WORK REQUIRED: Return each line of the records holding the string "years".

MATERIAL PROVIDED:
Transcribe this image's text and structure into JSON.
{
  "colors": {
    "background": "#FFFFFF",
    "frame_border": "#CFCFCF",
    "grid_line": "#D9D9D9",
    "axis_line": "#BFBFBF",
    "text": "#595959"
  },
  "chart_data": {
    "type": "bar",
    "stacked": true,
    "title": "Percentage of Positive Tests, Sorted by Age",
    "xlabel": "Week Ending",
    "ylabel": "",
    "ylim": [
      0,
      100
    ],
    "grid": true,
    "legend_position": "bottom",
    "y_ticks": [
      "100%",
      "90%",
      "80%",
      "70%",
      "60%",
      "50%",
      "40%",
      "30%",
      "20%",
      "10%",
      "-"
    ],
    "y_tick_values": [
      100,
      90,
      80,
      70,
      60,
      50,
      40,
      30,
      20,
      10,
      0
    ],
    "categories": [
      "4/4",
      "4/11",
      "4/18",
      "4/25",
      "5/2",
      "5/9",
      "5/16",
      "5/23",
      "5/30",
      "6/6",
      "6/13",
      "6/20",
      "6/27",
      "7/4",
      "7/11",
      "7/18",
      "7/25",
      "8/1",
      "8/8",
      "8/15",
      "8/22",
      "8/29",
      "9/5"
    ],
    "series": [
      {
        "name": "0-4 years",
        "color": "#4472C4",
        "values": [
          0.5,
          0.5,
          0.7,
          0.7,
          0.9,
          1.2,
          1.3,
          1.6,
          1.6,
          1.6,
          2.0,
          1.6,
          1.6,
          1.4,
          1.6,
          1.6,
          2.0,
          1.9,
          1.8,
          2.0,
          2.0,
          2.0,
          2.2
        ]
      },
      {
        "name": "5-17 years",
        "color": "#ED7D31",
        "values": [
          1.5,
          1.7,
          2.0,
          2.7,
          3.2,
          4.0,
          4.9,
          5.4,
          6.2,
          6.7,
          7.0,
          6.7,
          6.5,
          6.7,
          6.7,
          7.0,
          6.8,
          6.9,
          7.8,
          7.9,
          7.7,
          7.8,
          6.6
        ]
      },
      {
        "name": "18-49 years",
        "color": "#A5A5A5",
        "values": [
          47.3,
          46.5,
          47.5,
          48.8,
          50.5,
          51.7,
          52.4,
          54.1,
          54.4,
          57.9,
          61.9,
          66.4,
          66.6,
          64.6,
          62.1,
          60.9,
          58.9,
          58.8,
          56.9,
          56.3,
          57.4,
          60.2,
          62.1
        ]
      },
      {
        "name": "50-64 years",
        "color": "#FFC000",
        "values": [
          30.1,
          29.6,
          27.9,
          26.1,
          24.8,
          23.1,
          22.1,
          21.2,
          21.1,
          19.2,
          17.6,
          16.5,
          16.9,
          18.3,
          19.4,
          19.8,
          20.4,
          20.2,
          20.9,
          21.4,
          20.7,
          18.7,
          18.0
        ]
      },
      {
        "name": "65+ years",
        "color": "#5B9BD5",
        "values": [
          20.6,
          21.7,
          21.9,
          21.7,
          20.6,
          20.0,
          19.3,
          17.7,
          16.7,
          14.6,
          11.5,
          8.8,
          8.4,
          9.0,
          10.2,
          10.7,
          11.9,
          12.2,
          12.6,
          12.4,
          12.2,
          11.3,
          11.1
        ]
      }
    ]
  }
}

RESPONSE BELOW:
        "name": "0-4 years",
        "name": "5-17 years",
        "name": "18-49 years",
        "name": "50-64 years",
        "name": "65+ years",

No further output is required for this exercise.